*DIRECTIONS FOR THIS TASK*. Extract the listing below in full, unchanged.

*EXERCISE DATA*.
++++

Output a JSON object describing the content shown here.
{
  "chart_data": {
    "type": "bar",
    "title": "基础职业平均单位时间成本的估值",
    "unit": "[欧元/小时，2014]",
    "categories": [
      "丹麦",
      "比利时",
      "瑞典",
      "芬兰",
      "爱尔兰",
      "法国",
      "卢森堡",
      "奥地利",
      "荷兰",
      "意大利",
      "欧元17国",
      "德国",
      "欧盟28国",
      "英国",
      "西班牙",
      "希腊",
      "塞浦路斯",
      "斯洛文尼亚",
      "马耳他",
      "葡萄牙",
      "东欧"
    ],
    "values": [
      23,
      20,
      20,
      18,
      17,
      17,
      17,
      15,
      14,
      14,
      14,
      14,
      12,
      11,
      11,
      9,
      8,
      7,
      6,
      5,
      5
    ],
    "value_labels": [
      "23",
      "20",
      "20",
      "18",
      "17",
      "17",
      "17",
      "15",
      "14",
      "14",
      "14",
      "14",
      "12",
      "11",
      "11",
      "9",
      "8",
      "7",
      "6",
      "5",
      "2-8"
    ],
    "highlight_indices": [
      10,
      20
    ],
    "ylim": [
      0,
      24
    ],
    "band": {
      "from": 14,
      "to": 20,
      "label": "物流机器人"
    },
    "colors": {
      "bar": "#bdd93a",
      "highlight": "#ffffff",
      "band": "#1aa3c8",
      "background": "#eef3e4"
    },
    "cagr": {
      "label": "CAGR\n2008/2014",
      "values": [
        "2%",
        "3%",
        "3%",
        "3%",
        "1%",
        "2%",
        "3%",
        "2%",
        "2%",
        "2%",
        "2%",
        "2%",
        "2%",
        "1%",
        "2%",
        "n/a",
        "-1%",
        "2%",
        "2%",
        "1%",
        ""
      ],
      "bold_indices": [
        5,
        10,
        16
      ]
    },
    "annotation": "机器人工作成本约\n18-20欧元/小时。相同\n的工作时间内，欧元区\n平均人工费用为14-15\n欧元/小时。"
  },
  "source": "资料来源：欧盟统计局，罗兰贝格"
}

++++

*SOLVED EXERCISE*.
Output a JSON object describing the content shown here.
{
  "chart_data": {
    "type": "bar",
    "title": "基础职业平均单位时间成本的估值",
    "unit": "[欧元/小时，2014]",
    "categories": [
      "丹麦",
      "比利时",
      "瑞典",
      "芬兰",
      "爱尔兰",
      "法国",
      "卢森堡",
      "奥地利",
      "荷兰",
      "意大利",
      "欧元17国",
      "德国",
      "欧盟28国",
      "英国",
      "西班牙",
      "希腊",
      "塞浦路斯",
      "斯洛文尼亚",
      "马耳他",
      "葡萄牙",
      "东欧"
    ],
    "values": [
      23,
      20,
      20,
      18,
      17,
      17,
      17,
      15,
      14,
      14,
      14,
      14,
      12,
      11,
      11,
      9,
      8,
      7,
      6,
      5,
      5
    ],
    "value_labels": [
      "23",
      "20",
      "20",
      "18",
      "17",
      "17",
      "17",
      "15",
      "14",
      "14",
      "14",
      "14",
      "12",
      "11",
      "11",
      "9",
      "8",
      "7",
      "6",
      "5",
      "2-8"
    ],
    "highlight_indices": [
      10,
      20
    ],
    "ylim": [
      0,
      24
    ],
    "band": {
      "from": 14,
      "to": 20,
      "label": "物流机器人"
    },
    "colors": {
      "bar": "#bdd93a",
      "highlight": "#ffffff",
      "band": "#1aa3c8",
      "background": "#eef3e4"
    },
    "cagr": {
      "label": "CAGR\n2008/2014",
      "values": [
        "2%",
        "3%",
        "3%",
        "3%",
        "1%",
        "2%",
        "3%",
        "2%",
        "2%",
        "2%",
        "2%",
        "2%",
        "2%",
        "1%",
        "2%",
        "n/a",
        "-1%",
        "2%",
        "2%",
        "1%",
        ""
      ],
      "bold_indices": [
        5,
        10,
        16
      ]
    },
    "annotation": "机器人工作成本约\n18-20欧元/小时。相同\n的工作时间内，欧元区\n平均人工费用为14-15\n欧元/小时。"
  },
  "source": "资料来源：欧盟统计局，罗兰贝格"
}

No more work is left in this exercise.